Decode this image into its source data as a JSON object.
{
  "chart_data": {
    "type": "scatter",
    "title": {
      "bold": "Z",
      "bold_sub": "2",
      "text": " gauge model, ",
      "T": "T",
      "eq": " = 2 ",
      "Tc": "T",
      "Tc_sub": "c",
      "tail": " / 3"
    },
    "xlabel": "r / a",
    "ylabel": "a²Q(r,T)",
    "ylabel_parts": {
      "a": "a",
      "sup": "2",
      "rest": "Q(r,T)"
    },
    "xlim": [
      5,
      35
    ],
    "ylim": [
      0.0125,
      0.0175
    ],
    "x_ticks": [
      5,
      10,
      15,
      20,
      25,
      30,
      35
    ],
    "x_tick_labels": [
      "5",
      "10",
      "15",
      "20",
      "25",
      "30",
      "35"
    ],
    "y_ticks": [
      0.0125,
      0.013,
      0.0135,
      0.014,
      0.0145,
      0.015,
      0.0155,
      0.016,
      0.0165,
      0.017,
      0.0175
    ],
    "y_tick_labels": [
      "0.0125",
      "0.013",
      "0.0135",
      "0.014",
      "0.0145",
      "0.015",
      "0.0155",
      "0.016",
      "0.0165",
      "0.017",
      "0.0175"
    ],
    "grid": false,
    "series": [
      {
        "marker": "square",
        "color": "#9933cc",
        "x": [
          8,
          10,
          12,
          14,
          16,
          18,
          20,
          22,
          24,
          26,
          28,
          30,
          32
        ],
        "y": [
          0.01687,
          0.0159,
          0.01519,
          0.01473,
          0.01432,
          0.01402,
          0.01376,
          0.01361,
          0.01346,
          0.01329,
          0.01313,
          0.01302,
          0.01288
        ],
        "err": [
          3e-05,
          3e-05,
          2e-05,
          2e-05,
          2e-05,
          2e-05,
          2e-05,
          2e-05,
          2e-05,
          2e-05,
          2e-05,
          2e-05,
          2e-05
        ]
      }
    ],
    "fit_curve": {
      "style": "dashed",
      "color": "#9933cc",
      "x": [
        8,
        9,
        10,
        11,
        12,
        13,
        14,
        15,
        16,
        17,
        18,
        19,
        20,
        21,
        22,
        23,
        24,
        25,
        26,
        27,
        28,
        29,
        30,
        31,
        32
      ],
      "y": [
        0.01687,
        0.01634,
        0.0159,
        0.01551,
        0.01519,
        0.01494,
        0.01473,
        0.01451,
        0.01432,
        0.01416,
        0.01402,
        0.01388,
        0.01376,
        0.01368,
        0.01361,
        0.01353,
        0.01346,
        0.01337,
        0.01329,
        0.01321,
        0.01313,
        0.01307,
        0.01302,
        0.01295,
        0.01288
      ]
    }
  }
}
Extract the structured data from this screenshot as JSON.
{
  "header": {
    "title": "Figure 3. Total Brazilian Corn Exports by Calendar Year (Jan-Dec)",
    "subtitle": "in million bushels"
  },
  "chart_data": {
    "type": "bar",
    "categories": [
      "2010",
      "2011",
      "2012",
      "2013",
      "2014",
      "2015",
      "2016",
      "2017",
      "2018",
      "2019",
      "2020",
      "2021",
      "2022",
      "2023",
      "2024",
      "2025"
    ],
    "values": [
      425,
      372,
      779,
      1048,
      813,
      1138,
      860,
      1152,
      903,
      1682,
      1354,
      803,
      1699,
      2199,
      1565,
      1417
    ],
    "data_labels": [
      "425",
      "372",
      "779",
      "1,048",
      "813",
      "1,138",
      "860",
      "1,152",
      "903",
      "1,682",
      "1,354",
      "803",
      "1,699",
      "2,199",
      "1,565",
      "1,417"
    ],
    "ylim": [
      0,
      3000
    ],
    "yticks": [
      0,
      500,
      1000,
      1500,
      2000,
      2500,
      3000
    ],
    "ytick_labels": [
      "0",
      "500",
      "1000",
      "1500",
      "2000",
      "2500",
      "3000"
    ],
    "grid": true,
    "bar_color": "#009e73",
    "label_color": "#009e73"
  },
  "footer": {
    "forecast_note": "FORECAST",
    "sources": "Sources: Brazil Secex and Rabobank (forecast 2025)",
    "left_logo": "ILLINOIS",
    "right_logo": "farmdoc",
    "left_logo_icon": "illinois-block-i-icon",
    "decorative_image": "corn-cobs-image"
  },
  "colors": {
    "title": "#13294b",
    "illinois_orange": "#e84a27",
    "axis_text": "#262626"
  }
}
- - -
» **Short task**
Output the lines above verbatim and in full.

» **Output of the task**
Decode this image into its source data as a JSON object.
{
  "chart_data": {
    "type": "scatter",
    "title": {
      "bold": "Z",
      "bold_sub": "2",
      "text": " gauge model, ",
      "T": "T",
      "eq": " = 2 ",
      "Tc": "T",
      "Tc_sub": "c",
      "tail": " / 3"
    },
    "xlabel": "r / a",
    "ylabel": "a²Q(r,T)",
    "ylabel_parts": {
      "a": "a",
      "sup": "2",
      "rest": "Q(r,T)"
    },
    "xlim": [
      5,
      35
    ],
    "ylim": [
      0.0125,
      0.0175
    ],
    "x_ticks": [
      5,
      10,
      15,
      20,
      25,
      30,
      35
    ],
    "x_tick_labels": [
      "5",
      "10",
      "15",
      "20",
      "25",
      "30",
      "35"
    ],
    "y_ticks": [
      0.0125,
      0.013,
      0.0135,
      0.014,
      0.0145,
      0.015,
      0.0155,
      0.016,
      0.0165,
      0.017,
      0.0175
    ],
    "y_tick_labels": [
      "0.0125",
      "0.013",
      "0.0135",
      "0.014",
      "0.0145",
      "0.015",
      "0.0155",
      "0.016",
      "0.0165",
      "0.017",
      "0.0175"
    ],
    "grid": false,
    "series": [
      {
        "marker": "square",
        "color": "#9933cc",
        "x": [
          8,
          10,
          12,
          14,
          16,
          18,
          20,
          22,
          24,
          26,
          28,
          30,
          32
        ],
        "y": [
          0.01687,
          0.0159,
          0.01519,
          0.01473,
          0.01432,
          0.01402,
          0.01376,
          0.01361,
          0.01346,
          0.01329,
          0.01313,
          0.01302,
          0.01288
        ],
        "err": [
          3e-05,
          3e-05,
          2e-05,
          2e-05,
          2e-05,
          2e-05,
          2e-05,
          2e-05,
          2e-05,
          2e-05,
          2e-05,
          2e-05,
          2e-05
        ]
      }
    ],
    "fit_curve": {
      "style": "dashed",
      "color": "#9933cc",
      "x": [
        8,
        9,
        10,
        11,
        12,
        13,
        14,
        15,
        16,
        17,
        18,
        19,
        20,
        21,
        22,
        23,
        24,
        25,
        26,
        27,
        28,
        29,
        30,
        31,
        32
      ],
      "y": [
        0.01687,
        0.01634,
        0.0159,
        0.01551,
        0.01519,
        0.01494,
        0.01473,
        0.01451,
        0.01432,
        0.01416,
        0.01402,
        0.01388,
        0.01376,
        0.01368,
        0.01361,
        0.01353,
        0.01346,
        0.01337,
        0.01329,
        0.01321,
        0.01313,
        0.01307,
        0.01302,
        0.01295,
        0.01288
      ]
    }
  }
}
Extract the structured data from this screenshot as JSON.
{
  "header": {
    "title": "Figure 3. Total Brazilian Corn Exports by Calendar Year (Jan-Dec)",
    "subtitle": "in million bushels"
  },
  "chart_data": {
    "type": "bar",
    "categories": [
      "2010",
      "2011",
      "2012",
      "2013",
      "2014",
      "2015",
      "2016",
      "2017",
      "2018",
      "2019",
      "2020",
      "2021",
      "2022",
      "2023",
      "2024",
      "2025"
    ],
    "values": [
      425,
      372,
      779,
      1048,
      813,
      1138,
      860,
      1152,
      903,
      1682,
      1354,
      803,
      1699,
      2199,
      1565,
      1417
    ],
    "data_labels": [
      "425",
      "372",
      "779",
      "1,048",
      "813",
      "1,138",
      "860",
      "1,152",
      "903",
      "1,682",
      "1,354",
      "803",
      "1,699",
      "2,199",
      "1,565",
      "1,417"
    ],
    "ylim": [
      0,
      3000
    ],
    "yticks": [
      0,
      500,
      1000,
      1500,
      2000,
      2500,
      3000
    ],
    "ytick_labels": [
      "0",
      "500",
      "1000",
      "1500",
      "2000",
      "2500",
      "3000"
    ],
    "grid": true,
    "bar_color": "#009e73",
    "label_color": "#009e73"
  },
  "footer": {
    "forecast_note": "FORECAST",
    "sources": "Sources: Brazil Secex and Rabobank (forecast 2025)",
    "left_logo": "ILLINOIS",
    "right_logo": "farmdoc",
    "left_logo_icon": "illinois-block-i-icon",
    "decorative_image": "corn-cobs-image"
  },
  "colors": {
    "title": "#13294b",
    "illinois_orange": "#e84a27",
    "axis_text": "#262626"
  }
}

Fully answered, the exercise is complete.